Output the material beneath exactly, leaving nothing out.

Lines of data
········

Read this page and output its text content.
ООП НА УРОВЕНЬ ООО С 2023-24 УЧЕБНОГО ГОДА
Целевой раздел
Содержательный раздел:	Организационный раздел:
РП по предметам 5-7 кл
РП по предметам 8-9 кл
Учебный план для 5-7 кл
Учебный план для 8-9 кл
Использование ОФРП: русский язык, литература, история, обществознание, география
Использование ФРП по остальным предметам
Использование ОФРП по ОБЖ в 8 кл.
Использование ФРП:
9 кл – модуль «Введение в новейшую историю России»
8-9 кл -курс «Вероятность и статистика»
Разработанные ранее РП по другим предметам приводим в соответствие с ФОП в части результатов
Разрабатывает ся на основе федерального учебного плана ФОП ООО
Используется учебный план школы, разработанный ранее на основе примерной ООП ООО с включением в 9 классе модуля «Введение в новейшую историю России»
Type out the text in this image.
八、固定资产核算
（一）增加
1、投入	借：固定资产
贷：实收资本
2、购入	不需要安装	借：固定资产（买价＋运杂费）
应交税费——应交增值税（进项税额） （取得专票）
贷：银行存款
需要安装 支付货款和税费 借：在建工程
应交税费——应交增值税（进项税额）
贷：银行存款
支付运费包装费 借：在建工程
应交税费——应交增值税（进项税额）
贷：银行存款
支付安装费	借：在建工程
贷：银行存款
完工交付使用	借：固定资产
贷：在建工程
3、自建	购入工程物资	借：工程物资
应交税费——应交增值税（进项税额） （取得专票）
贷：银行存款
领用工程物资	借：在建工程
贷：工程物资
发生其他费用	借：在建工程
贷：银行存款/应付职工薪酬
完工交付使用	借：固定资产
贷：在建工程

········

> _RESULT_:
Read this page and output its text content.
ООП НА УРОВЕНЬ ООО С 2023-24 УЧЕБНОГО ГОДА
Целевой раздел
Содержательный раздел:	Организационный раздел:
РП по предметам 5-7 кл
РП по предметам 8-9 кл
Учебный план для 5-7 кл
Учебный план для 8-9 кл
Использование ОФРП: русский язык, литература, история, обществознание, география
Использование ФРП по остальным предметам
Использование ОФРП по ОБЖ в 8 кл.
Использование ФРП:
9 кл – модуль «Введение в новейшую историю России»
8-9 кл -курс «Вероятность и статистика»
Разработанные ранее РП по другим предметам приводим в соответствие с ФОП в части результатов
Разрабатывает ся на основе федерального учебного плана ФОП ООО
Используется учебный план школы, разработанный ранее на основе примерной ООП ООО с включением в 9 классе модуля «Введение в новейшую историю России»
Type out the text in this image.
八、固定资产核算
（一）增加
1、投入	借：固定资产
贷：实收资本
2、购入	不需要安装	借：固定资产（买价＋运杂费）
应交税费——应交增值税（进项税额） （取得专票）
贷：银行存款
需要安装 支付货款和税费 借：在建工程
应交税费——应交增值税（进项税额）
贷：银行存款
支付运费包装费 借：在建工程
应交税费——应交增值税（进项税额）
贷：银行存款
支付安装费	借：在建工程
贷：银行存款
完工交付使用	借：固定资产
贷：在建工程
3、自建	购入工程物资	借：工程物资
应交税费——应交增值税（进项税额） （取得专票）
贷：银行存款
领用工程物资	借：在建工程
贷：工程物资
发生其他费用	借：在建工程
贷：银行存款/应付职工薪酬
完工交付使用	借：固定资产
贷：在建工程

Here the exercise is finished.